**What the task requires:**
The records below are to be repeated in full, exactly as they are.

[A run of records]
— start —

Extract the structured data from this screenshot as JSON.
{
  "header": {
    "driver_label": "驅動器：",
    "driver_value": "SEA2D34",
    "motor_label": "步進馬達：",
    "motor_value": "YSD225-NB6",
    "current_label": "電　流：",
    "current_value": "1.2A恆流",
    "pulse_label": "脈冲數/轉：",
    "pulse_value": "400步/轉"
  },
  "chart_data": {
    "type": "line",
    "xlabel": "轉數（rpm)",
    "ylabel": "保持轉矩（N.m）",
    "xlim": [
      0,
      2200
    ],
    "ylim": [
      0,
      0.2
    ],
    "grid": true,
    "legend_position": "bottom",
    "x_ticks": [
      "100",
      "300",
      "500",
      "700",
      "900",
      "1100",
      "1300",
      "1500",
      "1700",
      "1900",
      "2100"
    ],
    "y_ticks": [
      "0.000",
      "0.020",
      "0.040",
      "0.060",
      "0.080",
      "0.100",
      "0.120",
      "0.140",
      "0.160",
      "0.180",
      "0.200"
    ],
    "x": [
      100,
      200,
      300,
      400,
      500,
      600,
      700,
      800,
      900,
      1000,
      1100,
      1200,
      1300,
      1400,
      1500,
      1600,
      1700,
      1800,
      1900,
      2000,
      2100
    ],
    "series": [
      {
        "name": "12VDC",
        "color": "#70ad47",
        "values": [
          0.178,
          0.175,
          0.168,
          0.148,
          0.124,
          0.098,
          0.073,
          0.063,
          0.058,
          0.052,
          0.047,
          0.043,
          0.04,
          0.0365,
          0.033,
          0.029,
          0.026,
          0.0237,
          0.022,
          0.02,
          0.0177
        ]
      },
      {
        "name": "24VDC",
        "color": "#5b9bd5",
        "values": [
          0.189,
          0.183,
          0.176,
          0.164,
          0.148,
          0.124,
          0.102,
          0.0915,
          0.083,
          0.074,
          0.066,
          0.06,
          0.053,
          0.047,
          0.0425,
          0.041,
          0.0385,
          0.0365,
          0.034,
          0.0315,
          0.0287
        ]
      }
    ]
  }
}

— end —

**Output of the task:**
Extract the structured data from this screenshot as JSON.
{
  "header": {
    "driver_label": "驅動器：",
    "driver_value": "SEA2D34",
    "motor_label": "步進馬達：",
    "motor_value": "YSD225-NB6",
    "current_label": "電　流：",
    "current_value": "1.2A恆流",
    "pulse_label": "脈冲數/轉：",
    "pulse_value": "400步/轉"
  },
  "chart_data": {
    "type": "line",
    "xlabel": "轉數（rpm)",
    "ylabel": "保持轉矩（N.m）",
    "xlim": [
      0,
      2200
    ],
    "ylim": [
      0,
      0.2
    ],
    "grid": true,
    "legend_position": "bottom",
    "x_ticks": [
      "100",
      "300",
      "500",
      "700",
      "900",
      "1100",
      "1300",
      "1500",
      "1700",
      "1900",
      "2100"
    ],
    "y_ticks": [
      "0.000",
      "0.020",
      "0.040",
      "0.060",
      "0.080",
      "0.100",
      "0.120",
      "0.140",
      "0.160",
      "0.180",
      "0.200"
    ],
    "x": [
      100,
      200,
      300,
      400,
      500,
      600,
      700,
      800,
      900,
      1000,
      1100,
      1200,
      1300,
      1400,
      1500,
      1600,
      1700,
      1800,
      1900,
      2000,
      2100
    ],
    "series": [
      {
        "name": "12VDC",
        "color": "#70ad47",
        "values": [
          0.178,
          0.175,
          0.168,
          0.148,
          0.124,
          0.098,
          0.073,
          0.063,
          0.058,
          0.052,
          0.047,
          0.043,
          0.04,
          0.0365,
          0.033,
          0.029,
          0.026,
          0.0237,
          0.022,
          0.02,
          0.0177
        ]
      },
      {
        "name": "24VDC",
        "color": "#5b9bd5",
        "values": [
          0.189,
          0.183,
          0.176,
          0.164,
          0.148,
          0.124,
          0.102,
          0.0915,
          0.083,
          0.074,
          0.066,
          0.06,
          0.053,
          0.047,
          0.0425,
          0.041,
          0.0385,
          0.0365,
          0.034,
          0.0315,
          0.0287
        ]
      }
    ]
  }
}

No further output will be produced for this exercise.